What is needed – Make an exact copy of the lines, leaving the pictures out.

[Recorded data]
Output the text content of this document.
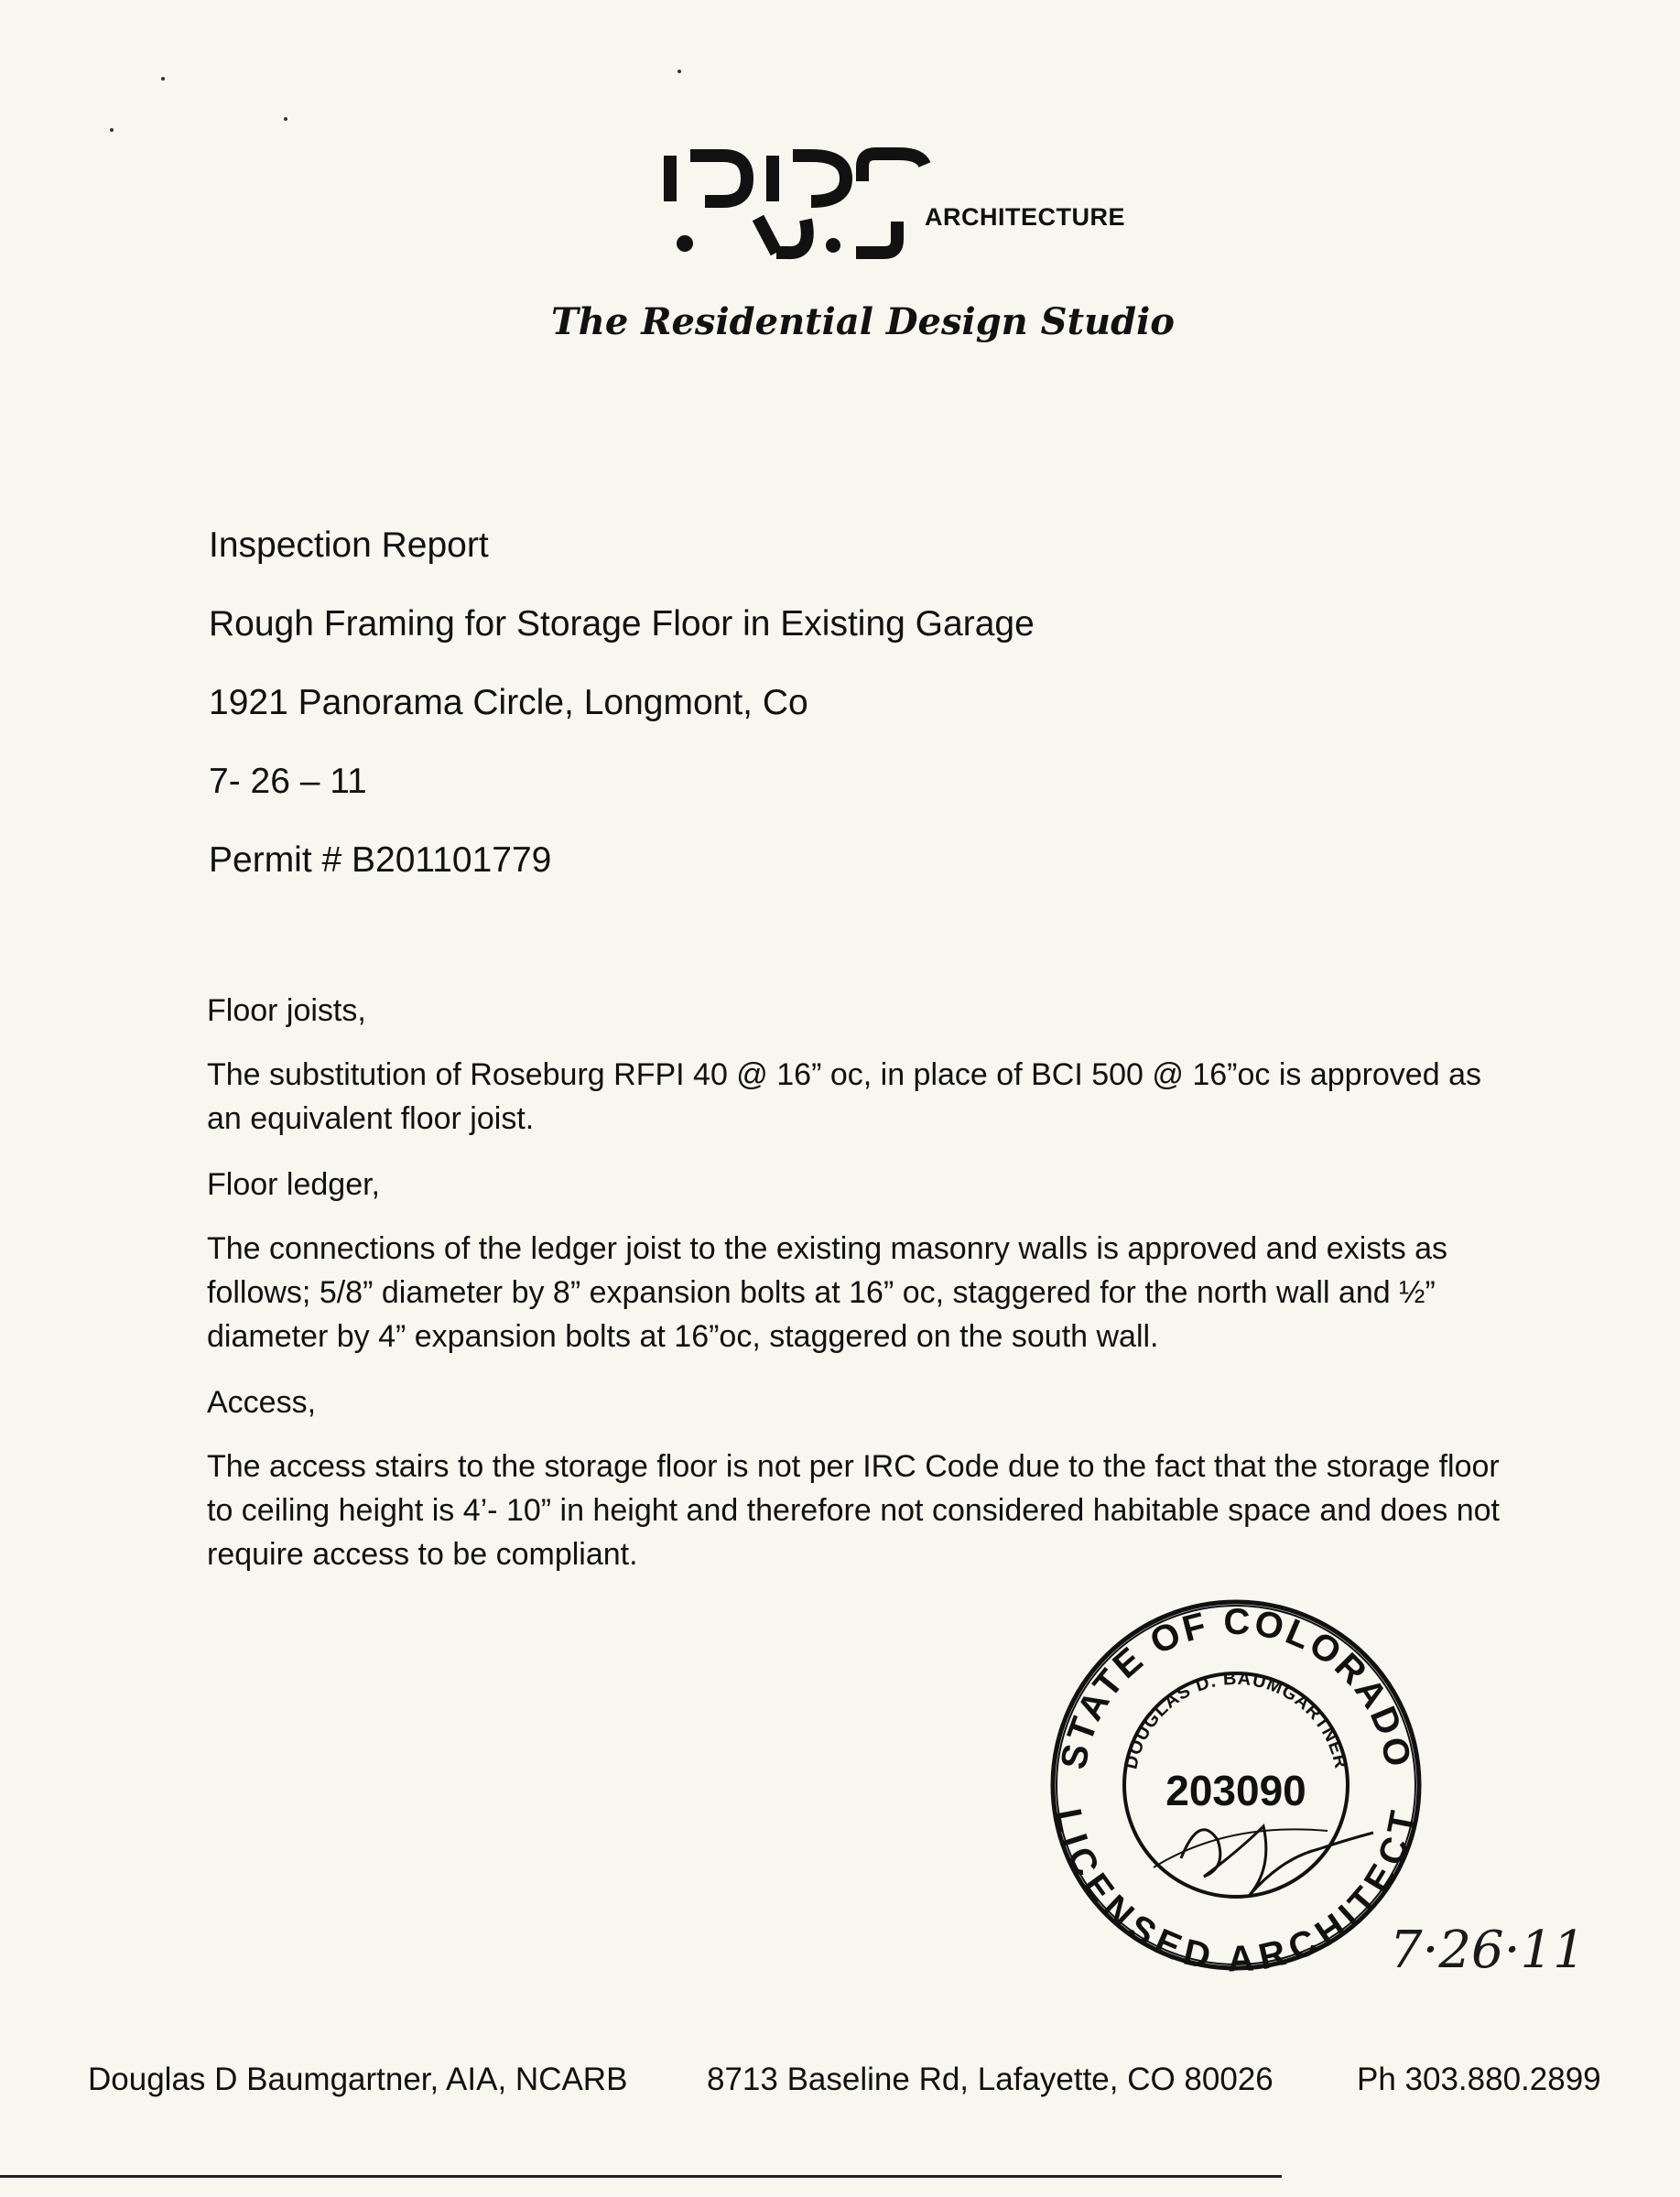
ARCHITECTURE
The Residential Design Studio
Inspection Report
Rough Framing for Storage Floor in Existing Garage
1921 Panorama Circle, Longmont, Co
7- 26 – 11
Permit # B201101779
Floor joists,
The substitution of Roseburg RFPI 40 @ 16” oc, in place of BCI 500 @ 16”oc is approved as an equivalent floor joist.
Floor ledger,
The connections of the ledger joist to the existing masonry walls is approved and exists as follows; 5/8” diameter by 8” expansion bolts at 16” oc, staggered for the north wall and ½” diameter by 4” expansion bolts at 16”oc, staggered on the south wall.
Access,
The access stairs to the storage floor is not per IRC Code due to the fact that the storage floor to ceiling height is 4’- 10” in height and therefore not considered habitable space and does not require access to be compliant.
STATE OF COLORADO
LICENSED ARCHITECT
DOUGLAS D. BAUMGARTNER
203090
7·26·11
Douglas D Baumgartner, AIA, NCARB 8713 Baseline Rd, Lafayette, CO 80026	Ph 303.880.2899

Expected answer –
Output the text content of this document.
ARCHITECTURE
The Residential Design Studio
Inspection Report
Rough Framing for Storage Floor in Existing Garage
1921 Panorama Circle, Longmont, Co
7- 26 – 11
Permit # B201101779
Floor joists,
The substitution of Roseburg RFPI 40 @ 16” oc, in place of BCI 500 @ 16”oc is approved as an equivalent floor joist.
Floor ledger,
The connections of the ledger joist to the existing masonry walls is approved and exists as follows; 5/8” diameter by 8” expansion bolts at 16” oc, staggered for the north wall and ½” diameter by 4” expansion bolts at 16”oc, staggered on the south wall.
Access,
The access stairs to the storage floor is not per IRC Code due to the fact that the storage floor to ceiling height is 4’- 10” in height and therefore not considered habitable space and does not require access to be compliant.
STATE OF COLORADO
LICENSED ARCHITECT
DOUGLAS D. BAUMGARTNER
203090
7·26·11
Douglas D Baumgartner, AIA, NCARB 8713 Baseline Rd, Lafayette, CO 80026	Ph 303.880.2899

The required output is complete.